[Saved entries]
-- BEGIN --

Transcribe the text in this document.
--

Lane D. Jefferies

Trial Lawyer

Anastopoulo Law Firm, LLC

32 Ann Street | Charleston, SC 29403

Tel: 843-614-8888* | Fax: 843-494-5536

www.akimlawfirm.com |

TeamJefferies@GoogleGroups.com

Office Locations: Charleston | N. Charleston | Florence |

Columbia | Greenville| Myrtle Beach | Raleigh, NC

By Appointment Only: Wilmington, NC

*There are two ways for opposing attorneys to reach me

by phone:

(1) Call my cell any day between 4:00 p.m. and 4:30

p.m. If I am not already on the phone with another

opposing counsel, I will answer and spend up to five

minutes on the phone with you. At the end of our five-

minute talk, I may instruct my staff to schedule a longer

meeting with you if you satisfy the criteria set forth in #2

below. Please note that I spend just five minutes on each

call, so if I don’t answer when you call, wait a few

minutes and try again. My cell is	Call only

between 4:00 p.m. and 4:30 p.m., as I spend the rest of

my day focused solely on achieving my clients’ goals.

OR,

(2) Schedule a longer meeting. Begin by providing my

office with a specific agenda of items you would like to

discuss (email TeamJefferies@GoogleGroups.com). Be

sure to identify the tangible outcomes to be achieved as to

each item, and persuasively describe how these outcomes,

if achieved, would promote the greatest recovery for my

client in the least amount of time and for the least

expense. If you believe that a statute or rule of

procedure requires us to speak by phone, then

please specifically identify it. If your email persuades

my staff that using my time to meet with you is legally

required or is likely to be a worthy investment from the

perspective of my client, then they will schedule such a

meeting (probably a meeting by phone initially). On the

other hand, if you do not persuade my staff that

-- END --

Repeat the material above in full, exactly as it stands.

ANSWER TO THE TASK:
Transcribe the text in this document.
--

Lane D. Jefferies

Trial Lawyer

Anastopoulo Law Firm, LLC

32 Ann Street | Charleston, SC 29403

Tel: 843-614-8888* | Fax: 843-494-5536

www.akimlawfirm.com |

TeamJefferies@GoogleGroups.com

Office Locations: Charleston | N. Charleston | Florence |

Columbia | Greenville| Myrtle Beach | Raleigh, NC

By Appointment Only: Wilmington, NC

*There are two ways for opposing attorneys to reach me

by phone:

(1) Call my cell any day between 4:00 p.m. and 4:30

p.m. If I am not already on the phone with another

opposing counsel, I will answer and spend up to five

minutes on the phone with you. At the end of our five-

minute talk, I may instruct my staff to schedule a longer

meeting with you if you satisfy the criteria set forth in #2

below. Please note that I spend just five minutes on each

call, so if I don’t answer when you call, wait a few

minutes and try again. My cell is	Call only

between 4:00 p.m. and 4:30 p.m., as I spend the rest of

my day focused solely on achieving my clients’ goals.

OR,

(2) Schedule a longer meeting. Begin by providing my

office with a specific agenda of items you would like to

discuss (email TeamJefferies@GoogleGroups.com). Be

sure to identify the tangible outcomes to be achieved as to

each item, and persuasively describe how these outcomes,

if achieved, would promote the greatest recovery for my

client in the least amount of time and for the least

expense. If you believe that a statute or rule of

procedure requires us to speak by phone, then

please specifically identify it. If your email persuades

my staff that using my time to meet with you is legally

required or is likely to be a worthy investment from the

perspective of my client, then they will schedule such a

meeting (probably a meeting by phone initially). On the

other hand, if you do not persuade my staff that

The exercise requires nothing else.